— start SUPPLIED ENTRIES —
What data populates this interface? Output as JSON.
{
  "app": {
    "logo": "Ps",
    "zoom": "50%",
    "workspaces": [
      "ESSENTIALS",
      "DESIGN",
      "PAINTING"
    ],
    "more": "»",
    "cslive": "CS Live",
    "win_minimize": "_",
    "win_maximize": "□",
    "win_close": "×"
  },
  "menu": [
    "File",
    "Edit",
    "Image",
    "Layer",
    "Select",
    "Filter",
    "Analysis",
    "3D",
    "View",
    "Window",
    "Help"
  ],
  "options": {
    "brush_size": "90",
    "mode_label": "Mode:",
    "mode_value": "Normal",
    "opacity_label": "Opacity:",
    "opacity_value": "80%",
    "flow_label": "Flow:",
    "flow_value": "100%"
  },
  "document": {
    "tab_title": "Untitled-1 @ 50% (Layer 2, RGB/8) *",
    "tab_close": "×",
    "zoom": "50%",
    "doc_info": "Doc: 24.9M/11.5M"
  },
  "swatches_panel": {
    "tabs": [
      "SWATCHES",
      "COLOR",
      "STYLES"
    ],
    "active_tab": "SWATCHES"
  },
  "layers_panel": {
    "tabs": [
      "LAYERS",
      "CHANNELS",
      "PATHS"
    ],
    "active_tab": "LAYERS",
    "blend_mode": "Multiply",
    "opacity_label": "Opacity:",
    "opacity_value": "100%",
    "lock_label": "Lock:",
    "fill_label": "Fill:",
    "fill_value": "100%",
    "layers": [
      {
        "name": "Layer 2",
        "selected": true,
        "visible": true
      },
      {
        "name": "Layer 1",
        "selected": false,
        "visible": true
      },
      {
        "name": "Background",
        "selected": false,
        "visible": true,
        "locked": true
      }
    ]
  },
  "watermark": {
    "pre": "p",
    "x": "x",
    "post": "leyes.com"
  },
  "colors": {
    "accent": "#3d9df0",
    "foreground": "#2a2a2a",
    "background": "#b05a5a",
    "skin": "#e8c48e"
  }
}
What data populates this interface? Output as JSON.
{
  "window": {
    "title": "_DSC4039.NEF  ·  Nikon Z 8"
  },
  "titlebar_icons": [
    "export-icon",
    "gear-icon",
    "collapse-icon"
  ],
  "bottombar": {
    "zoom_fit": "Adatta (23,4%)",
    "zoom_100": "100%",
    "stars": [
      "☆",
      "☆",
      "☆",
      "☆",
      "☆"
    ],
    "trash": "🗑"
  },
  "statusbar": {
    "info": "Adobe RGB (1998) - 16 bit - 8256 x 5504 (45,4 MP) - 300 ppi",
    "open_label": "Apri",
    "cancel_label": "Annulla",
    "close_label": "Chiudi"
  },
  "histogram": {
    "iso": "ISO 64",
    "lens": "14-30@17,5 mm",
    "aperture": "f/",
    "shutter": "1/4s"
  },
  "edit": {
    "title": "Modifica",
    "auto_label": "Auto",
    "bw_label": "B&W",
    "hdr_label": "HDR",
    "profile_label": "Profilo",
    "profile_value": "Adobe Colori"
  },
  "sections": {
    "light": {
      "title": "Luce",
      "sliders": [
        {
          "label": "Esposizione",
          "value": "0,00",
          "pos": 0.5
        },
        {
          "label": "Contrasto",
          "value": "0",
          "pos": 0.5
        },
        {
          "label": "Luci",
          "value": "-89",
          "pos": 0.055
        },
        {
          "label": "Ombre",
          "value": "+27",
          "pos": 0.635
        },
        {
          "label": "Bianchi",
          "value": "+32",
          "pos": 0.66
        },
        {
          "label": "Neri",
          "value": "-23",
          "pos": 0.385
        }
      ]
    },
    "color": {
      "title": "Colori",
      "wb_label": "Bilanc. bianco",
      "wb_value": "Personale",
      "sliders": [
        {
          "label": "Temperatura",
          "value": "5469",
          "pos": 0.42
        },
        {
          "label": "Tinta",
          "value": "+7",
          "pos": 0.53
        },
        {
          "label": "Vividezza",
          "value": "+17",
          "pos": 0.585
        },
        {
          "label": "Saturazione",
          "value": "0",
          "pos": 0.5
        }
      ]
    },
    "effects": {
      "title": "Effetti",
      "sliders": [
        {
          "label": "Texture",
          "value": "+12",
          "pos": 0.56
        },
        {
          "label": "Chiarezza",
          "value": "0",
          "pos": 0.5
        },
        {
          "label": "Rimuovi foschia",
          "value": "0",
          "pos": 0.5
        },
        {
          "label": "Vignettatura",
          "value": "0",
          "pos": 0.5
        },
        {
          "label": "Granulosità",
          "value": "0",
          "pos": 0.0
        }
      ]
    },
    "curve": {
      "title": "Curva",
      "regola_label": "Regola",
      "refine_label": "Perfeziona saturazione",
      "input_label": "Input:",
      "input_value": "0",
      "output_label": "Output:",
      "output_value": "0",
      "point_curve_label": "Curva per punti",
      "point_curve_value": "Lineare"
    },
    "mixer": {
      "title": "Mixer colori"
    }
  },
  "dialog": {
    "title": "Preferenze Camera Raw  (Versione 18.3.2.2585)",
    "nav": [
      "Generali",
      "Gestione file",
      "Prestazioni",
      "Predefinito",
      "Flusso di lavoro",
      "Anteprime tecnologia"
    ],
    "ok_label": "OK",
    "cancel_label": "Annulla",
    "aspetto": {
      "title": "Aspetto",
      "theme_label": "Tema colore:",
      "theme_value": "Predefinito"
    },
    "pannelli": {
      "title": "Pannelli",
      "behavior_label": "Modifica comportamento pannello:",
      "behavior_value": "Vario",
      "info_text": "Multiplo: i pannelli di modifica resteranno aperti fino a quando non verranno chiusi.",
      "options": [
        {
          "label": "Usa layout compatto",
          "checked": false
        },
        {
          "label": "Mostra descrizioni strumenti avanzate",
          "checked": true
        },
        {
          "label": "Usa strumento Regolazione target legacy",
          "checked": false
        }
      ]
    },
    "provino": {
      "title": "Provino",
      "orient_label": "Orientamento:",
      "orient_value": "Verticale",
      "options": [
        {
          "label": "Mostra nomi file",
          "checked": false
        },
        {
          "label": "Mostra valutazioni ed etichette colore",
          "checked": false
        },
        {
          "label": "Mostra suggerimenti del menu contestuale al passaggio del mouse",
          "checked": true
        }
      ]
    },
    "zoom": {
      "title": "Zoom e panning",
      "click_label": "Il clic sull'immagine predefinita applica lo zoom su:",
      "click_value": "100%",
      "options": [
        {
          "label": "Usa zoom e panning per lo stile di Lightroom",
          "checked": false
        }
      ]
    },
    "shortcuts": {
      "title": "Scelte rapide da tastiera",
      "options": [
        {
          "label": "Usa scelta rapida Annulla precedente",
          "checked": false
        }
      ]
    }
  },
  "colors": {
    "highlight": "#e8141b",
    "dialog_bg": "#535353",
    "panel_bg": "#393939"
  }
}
— end SUPPLIED ENTRIES —
WHAT IS NEEDED. Output the full listing exactly as it stands.

RESPONSE.
What data populates this interface? Output as JSON.
{
  "app": {
    "logo": "Ps",
    "zoom": "50%",
    "workspaces": [
      "ESSENTIALS",
      "DESIGN",
      "PAINTING"
    ],
    "more": "»",
    "cslive": "CS Live",
    "win_minimize": "_",
    "win_maximize": "□",
    "win_close": "×"
  },
  "menu": [
    "File",
    "Edit",
    "Image",
    "Layer",
    "Select",
    "Filter",
    "Analysis",
    "3D",
    "View",
    "Window",
    "Help"
  ],
  "options": {
    "brush_size": "90",
    "mode_label": "Mode:",
    "mode_value": "Normal",
    "opacity_label": "Opacity:",
    "opacity_value": "80%",
    "flow_label": "Flow:",
    "flow_value": "100%"
  },
  "document": {
    "tab_title": "Untitled-1 @ 50% (Layer 2, RGB/8) *",
    "tab_close": "×",
    "zoom": "50%",
    "doc_info": "Doc: 24.9M/11.5M"
  },
  "swatches_panel": {
    "tabs": [
      "SWATCHES",
      "COLOR",
      "STYLES"
    ],
    "active_tab": "SWATCHES"
  },
  "layers_panel": {
    "tabs": [
      "LAYERS",
      "CHANNELS",
      "PATHS"
    ],
    "active_tab": "LAYERS",
    "blend_mode": "Multiply",
    "opacity_label": "Opacity:",
    "opacity_value": "100%",
    "lock_label": "Lock:",
    "fill_label": "Fill:",
    "fill_value": "100%",
    "layers": [
      {
        "name": "Layer 2",
        "selected": true,
        "visible": true
      },
      {
        "name": "Layer 1",
        "selected": false,
        "visible": true
      },
      {
        "name": "Background",
        "selected": false,
        "visible": true,
        "locked": true
      }
    ]
  },
  "watermark": {
    "pre": "p",
    "x": "x",
    "post": "leyes.com"
  },
  "colors": {
    "accent": "#3d9df0",
    "foreground": "#2a2a2a",
    "background": "#b05a5a",
    "skin": "#e8c48e"
  }
}
What data populates this interface? Output as JSON.
{
  "window": {
    "title": "_DSC4039.NEF  ·  Nikon Z 8"
  },
  "titlebar_icons": [
    "export-icon",
    "gear-icon",
    "collapse-icon"
  ],
  "bottombar": {
    "zoom_fit": "Adatta (23,4%)",
    "zoom_100": "100%",
    "stars": [
      "☆",
      "☆",
      "☆",
      "☆",
      "☆"
    ],
    "trash": "🗑"
  },
  "statusbar": {
    "info": "Adobe RGB (1998) - 16 bit - 8256 x 5504 (45,4 MP) - 300 ppi",
    "open_label": "Apri",
    "cancel_label": "Annulla",
    "close_label": "Chiudi"
  },
  "histogram": {
    "iso": "ISO 64",
    "lens": "14-30@17,5 mm",
    "aperture": "f/",
    "shutter": "1/4s"
  },
  "edit": {
    "title": "Modifica",
    "auto_label": "Auto",
    "bw_label": "B&W",
    "hdr_label": "HDR",
    "profile_label": "Profilo",
    "profile_value": "Adobe Colori"
  },
  "sections": {
    "light": {
      "title": "Luce",
      "sliders": [
        {
          "label": "Esposizione",
          "value": "0,00",
          "pos": 0.5
        },
        {
          "label": "Contrasto",
          "value": "0",
          "pos": 0.5
        },
        {
          "label": "Luci",
          "value": "-89",
          "pos": 0.055
        },
        {
          "label": "Ombre",
          "value": "+27",
          "pos": 0.635
        },
        {
          "label": "Bianchi",
          "value": "+32",
          "pos": 0.66
        },
        {
          "label": "Neri",
          "value": "-23",
          "pos": 0.385
        }
      ]
    },
    "color": {
      "title": "Colori",
      "wb_label": "Bilanc. bianco",
      "wb_value": "Personale",
      "sliders": [
        {
          "label": "Temperatura",
          "value": "5469",
          "pos": 0.42
        },
        {
          "label": "Tinta",
          "value": "+7",
          "pos": 0.53
        },
        {
          "label": "Vividezza",
          "value": "+17",
          "pos": 0.585
        },
        {
          "label": "Saturazione",
          "value": "0",
          "pos": 0.5
        }
      ]
    },
    "effects": {
      "title": "Effetti",
      "sliders": [
        {
          "label": "Texture",
          "value": "+12",
          "pos": 0.56
        },
        {
          "label": "Chiarezza",
          "value": "0",
          "pos": 0.5
        },
        {
          "label": "Rimuovi foschia",
          "value": "0",
          "pos": 0.5
        },
        {
          "label": "Vignettatura",
          "value": "0",
          "pos": 0.5
        },
        {
          "label": "Granulosità",
          "value": "0",
          "pos": 0.0
        }
      ]
    },
    "curve": {
      "title": "Curva",
      "regola_label": "Regola",
      "refine_label": "Perfeziona saturazione",
      "input_label": "Input:",
      "input_value": "0",
      "output_label": "Output:",
      "output_value": "0",
      "point_curve_label": "Curva per punti",
      "point_curve_value": "Lineare"
    },
    "mixer": {
      "title": "Mixer colori"
    }
  },
  "dialog": {
    "title": "Preferenze Camera Raw  (Versione 18.3.2.2585)",
    "nav": [
      "Generali",
      "Gestione file",
      "Prestazioni",
      "Predefinito",
      "Flusso di lavoro",
      "Anteprime tecnologia"
    ],
    "ok_label": "OK",
    "cancel_label": "Annulla",
    "aspetto": {
      "title": "Aspetto",
      "theme_label": "Tema colore:",
      "theme_value": "Predefinito"
    },
    "pannelli": {
      "title": "Pannelli",
      "behavior_label": "Modifica comportamento pannello:",
      "behavior_value": "Vario",
      "info_text": "Multiplo: i pannelli di modifica resteranno aperti fino a quando non verranno chiusi.",
      "options": [
        {
          "label": "Usa layout compatto",
          "checked": false
        },
        {
          "label": "Mostra descrizioni strumenti avanzate",
          "checked": true
        },
        {
          "label": "Usa strumento Regolazione target legacy",
          "checked": false
        }
      ]
    },
    "provino": {
      "title": "Provino",
      "orient_label": "Orientamento:",
      "orient_value": "Verticale",
      "options": [
        {
          "label": "Mostra nomi file",
          "checked": false
        },
        {
          "label": "Mostra valutazioni ed etichette colore",
          "checked": false
        },
        {
          "label": "Mostra suggerimenti del menu contestuale al passaggio del mouse",
          "checked": true
        }
      ]
    },
    "zoom": {
      "title": "Zoom e panning",
      "click_label": "Il clic sull'immagine predefinita applica lo zoom su:",
      "click_value": "100%",
      "options": [
        {
          "label": "Usa zoom e panning per lo stile di Lightroom",
          "checked": false
        }
      ]
    },
    "shortcuts": {
      "title": "Scelte rapide da tastiera",
      "options": [
        {
          "label": "Usa scelta rapida Annulla precedente",
          "checked": false
        }
      ]
    }
  },
  "colors": {
    "highlight": "#e8141b",
    "dialog_bg": "#535353",
    "panel_bg": "#393939"
  }
}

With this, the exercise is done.